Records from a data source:

........

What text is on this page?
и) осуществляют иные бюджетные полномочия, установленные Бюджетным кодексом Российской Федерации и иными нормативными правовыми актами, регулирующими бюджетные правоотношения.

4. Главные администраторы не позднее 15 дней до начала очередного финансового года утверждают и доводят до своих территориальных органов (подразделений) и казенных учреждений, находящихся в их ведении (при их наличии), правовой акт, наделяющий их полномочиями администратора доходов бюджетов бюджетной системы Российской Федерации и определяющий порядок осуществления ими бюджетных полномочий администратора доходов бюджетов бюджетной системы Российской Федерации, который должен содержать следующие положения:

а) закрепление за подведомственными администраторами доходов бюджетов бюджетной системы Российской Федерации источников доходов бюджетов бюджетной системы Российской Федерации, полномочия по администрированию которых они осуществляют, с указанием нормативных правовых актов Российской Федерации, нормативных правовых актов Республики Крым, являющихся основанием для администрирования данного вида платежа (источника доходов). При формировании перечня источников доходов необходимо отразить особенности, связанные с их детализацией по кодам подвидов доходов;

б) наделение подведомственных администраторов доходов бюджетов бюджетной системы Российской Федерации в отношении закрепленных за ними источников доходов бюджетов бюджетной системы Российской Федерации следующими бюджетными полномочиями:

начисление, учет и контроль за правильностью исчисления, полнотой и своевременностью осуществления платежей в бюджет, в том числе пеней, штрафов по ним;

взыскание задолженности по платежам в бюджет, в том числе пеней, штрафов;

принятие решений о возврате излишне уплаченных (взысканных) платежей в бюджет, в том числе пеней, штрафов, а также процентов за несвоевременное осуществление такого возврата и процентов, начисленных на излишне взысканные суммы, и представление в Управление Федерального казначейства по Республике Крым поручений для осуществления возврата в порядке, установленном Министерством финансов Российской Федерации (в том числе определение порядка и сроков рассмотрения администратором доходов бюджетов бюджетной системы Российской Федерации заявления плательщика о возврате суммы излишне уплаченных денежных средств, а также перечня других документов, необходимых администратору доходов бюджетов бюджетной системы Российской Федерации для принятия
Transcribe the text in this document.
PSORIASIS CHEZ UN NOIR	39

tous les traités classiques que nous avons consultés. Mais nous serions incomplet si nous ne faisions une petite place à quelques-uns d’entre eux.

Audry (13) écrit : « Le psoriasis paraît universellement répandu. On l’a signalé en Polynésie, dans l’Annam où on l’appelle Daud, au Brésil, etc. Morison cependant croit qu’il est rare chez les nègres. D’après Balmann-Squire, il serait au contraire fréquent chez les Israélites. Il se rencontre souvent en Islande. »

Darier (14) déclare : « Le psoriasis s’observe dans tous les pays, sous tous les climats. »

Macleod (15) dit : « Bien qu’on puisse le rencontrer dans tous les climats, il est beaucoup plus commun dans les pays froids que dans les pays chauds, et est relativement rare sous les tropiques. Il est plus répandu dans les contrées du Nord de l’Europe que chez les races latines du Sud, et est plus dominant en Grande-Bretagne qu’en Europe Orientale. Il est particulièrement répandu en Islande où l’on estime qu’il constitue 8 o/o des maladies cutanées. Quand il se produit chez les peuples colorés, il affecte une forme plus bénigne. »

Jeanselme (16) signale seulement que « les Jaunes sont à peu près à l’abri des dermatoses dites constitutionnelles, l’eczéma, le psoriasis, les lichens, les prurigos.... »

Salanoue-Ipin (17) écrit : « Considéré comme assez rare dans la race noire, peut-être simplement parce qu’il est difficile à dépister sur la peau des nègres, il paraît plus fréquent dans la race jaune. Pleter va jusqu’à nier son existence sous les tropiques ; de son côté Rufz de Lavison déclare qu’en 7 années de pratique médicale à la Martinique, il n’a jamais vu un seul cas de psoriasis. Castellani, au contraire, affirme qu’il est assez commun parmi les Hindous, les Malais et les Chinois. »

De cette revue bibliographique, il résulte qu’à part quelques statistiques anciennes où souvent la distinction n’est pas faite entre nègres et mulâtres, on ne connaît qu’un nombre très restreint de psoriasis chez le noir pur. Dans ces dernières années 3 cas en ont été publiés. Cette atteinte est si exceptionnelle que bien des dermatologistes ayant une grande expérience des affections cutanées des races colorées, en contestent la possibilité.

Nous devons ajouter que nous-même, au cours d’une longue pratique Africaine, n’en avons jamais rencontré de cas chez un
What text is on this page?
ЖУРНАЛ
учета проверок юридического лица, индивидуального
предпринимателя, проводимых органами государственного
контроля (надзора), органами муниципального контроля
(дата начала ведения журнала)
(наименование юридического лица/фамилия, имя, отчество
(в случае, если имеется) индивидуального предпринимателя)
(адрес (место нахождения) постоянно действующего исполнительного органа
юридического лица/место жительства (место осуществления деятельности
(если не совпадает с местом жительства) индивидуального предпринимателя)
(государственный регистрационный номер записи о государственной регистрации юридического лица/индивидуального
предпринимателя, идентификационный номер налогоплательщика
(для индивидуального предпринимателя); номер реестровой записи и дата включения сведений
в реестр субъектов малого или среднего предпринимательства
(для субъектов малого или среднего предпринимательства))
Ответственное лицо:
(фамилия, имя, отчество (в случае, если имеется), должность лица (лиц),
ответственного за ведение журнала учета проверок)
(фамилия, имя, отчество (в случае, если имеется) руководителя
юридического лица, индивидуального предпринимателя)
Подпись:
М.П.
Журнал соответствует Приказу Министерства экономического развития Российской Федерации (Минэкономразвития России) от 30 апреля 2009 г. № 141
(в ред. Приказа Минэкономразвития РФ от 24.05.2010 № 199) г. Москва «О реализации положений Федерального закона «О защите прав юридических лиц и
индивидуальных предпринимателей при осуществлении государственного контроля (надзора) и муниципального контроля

........

### EXERCISE GOAL
Faithfully reproduce all of the records, character for character.

### WRITTEN SOLUTION
What text is on this page?
и) осуществляют иные бюджетные полномочия, установленные Бюджетным кодексом Российской Федерации и иными нормативными правовыми актами, регулирующими бюджетные правоотношения.

4. Главные администраторы не позднее 15 дней до начала очередного финансового года утверждают и доводят до своих территориальных органов (подразделений) и казенных учреждений, находящихся в их ведении (при их наличии), правовой акт, наделяющий их полномочиями администратора доходов бюджетов бюджетной системы Российской Федерации и определяющий порядок осуществления ими бюджетных полномочий администратора доходов бюджетов бюджетной системы Российской Федерации, который должен содержать следующие положения:

а) закрепление за подведомственными администраторами доходов бюджетов бюджетной системы Российской Федерации источников доходов бюджетов бюджетной системы Российской Федерации, полномочия по администрированию которых они осуществляют, с указанием нормативных правовых актов Российской Федерации, нормативных правовых актов Республики Крым, являющихся основанием для администрирования данного вида платежа (источника доходов). При формировании перечня источников доходов необходимо отразить особенности, связанные с их детализацией по кодам подвидов доходов;

б) наделение подведомственных администраторов доходов бюджетов бюджетной системы Российской Федерации в отношении закрепленных за ними источников доходов бюджетов бюджетной системы Российской Федерации следующими бюджетными полномочиями:

начисление, учет и контроль за правильностью исчисления, полнотой и своевременностью осуществления платежей в бюджет, в том числе пеней, штрафов по ним;

взыскание задолженности по платежам в бюджет, в том числе пеней, штрафов;

принятие решений о возврате излишне уплаченных (взысканных) платежей в бюджет, в том числе пеней, штрафов, а также процентов за несвоевременное осуществление такого возврата и процентов, начисленных на излишне взысканные суммы, и представление в Управление Федерального казначейства по Республике Крым поручений для осуществления возврата в порядке, установленном Министерством финансов Российской Федерации (в том числе определение порядка и сроков рассмотрения администратором доходов бюджетов бюджетной системы Российской Федерации заявления плательщика о возврате суммы излишне уплаченных денежных средств, а также перечня других документов, необходимых администратору доходов бюджетов бюджетной системы Российской Федерации для принятия
Transcribe the text in this document.
PSORIASIS CHEZ UN NOIR	39

tous les traités classiques que nous avons consultés. Mais nous serions incomplet si nous ne faisions une petite place à quelques-uns d’entre eux.

Audry (13) écrit : « Le psoriasis paraît universellement répandu. On l’a signalé en Polynésie, dans l’Annam où on l’appelle Daud, au Brésil, etc. Morison cependant croit qu’il est rare chez les nègres. D’après Balmann-Squire, il serait au contraire fréquent chez les Israélites. Il se rencontre souvent en Islande. »

Darier (14) déclare : « Le psoriasis s’observe dans tous les pays, sous tous les climats. »

Macleod (15) dit : « Bien qu’on puisse le rencontrer dans tous les climats, il est beaucoup plus commun dans les pays froids que dans les pays chauds, et est relativement rare sous les tropiques. Il est plus répandu dans les contrées du Nord de l’Europe que chez les races latines du Sud, et est plus dominant en Grande-Bretagne qu’en Europe Orientale. Il est particulièrement répandu en Islande où l’on estime qu’il constitue 8 o/o des maladies cutanées. Quand il se produit chez les peuples colorés, il affecte une forme plus bénigne. »

Jeanselme (16) signale seulement que « les Jaunes sont à peu près à l’abri des dermatoses dites constitutionnelles, l’eczéma, le psoriasis, les lichens, les prurigos.... »

Salanoue-Ipin (17) écrit : « Considéré comme assez rare dans la race noire, peut-être simplement parce qu’il est difficile à dépister sur la peau des nègres, il paraît plus fréquent dans la race jaune. Pleter va jusqu’à nier son existence sous les tropiques ; de son côté Rufz de Lavison déclare qu’en 7 années de pratique médicale à la Martinique, il n’a jamais vu un seul cas de psoriasis. Castellani, au contraire, affirme qu’il est assez commun parmi les Hindous, les Malais et les Chinois. »

De cette revue bibliographique, il résulte qu’à part quelques statistiques anciennes où souvent la distinction n’est pas faite entre nègres et mulâtres, on ne connaît qu’un nombre très restreint de psoriasis chez le noir pur. Dans ces dernières années 3 cas en ont été publiés. Cette atteinte est si exceptionnelle que bien des dermatologistes ayant une grande expérience des affections cutanées des races colorées, en contestent la possibilité.

Nous devons ajouter que nous-même, au cours d’une longue pratique Africaine, n’en avons jamais rencontré de cas chez un
What text is on this page?
ЖУРНАЛ
учета проверок юридического лица, индивидуального
предпринимателя, проводимых органами государственного
контроля (надзора), органами муниципального контроля
(дата начала ведения журнала)
(наименование юридического лица/фамилия, имя, отчество
(в случае, если имеется) индивидуального предпринимателя)
(адрес (место нахождения) постоянно действующего исполнительного органа
юридического лица/место жительства (место осуществления деятельности
(если не совпадает с местом жительства) индивидуального предпринимателя)
(государственный регистрационный номер записи о государственной регистрации юридического лица/индивидуального
предпринимателя, идентификационный номер налогоплательщика
(для индивидуального предпринимателя); номер реестровой записи и дата включения сведений
в реестр субъектов малого или среднего предпринимательства
(для субъектов малого или среднего предпринимательства))
Ответственное лицо:
(фамилия, имя, отчество (в случае, если имеется), должность лица (лиц),
ответственного за ведение журнала учета проверок)
(фамилия, имя, отчество (в случае, если имеется) руководителя
юридического лица, индивидуального предпринимателя)
Подпись:
М.П.
Журнал соответствует Приказу Министерства экономического развития Российской Федерации (Минэкономразвития России) от 30 апреля 2009 г. № 141
(в ред. Приказа Минэкономразвития РФ от 24.05.2010 № 199) г. Москва «О реализации положений Федерального закона «О защите прав юридических лиц и
индивидуальных предпринимателей при осуществлении государственного контроля (надзора) и муниципального контроля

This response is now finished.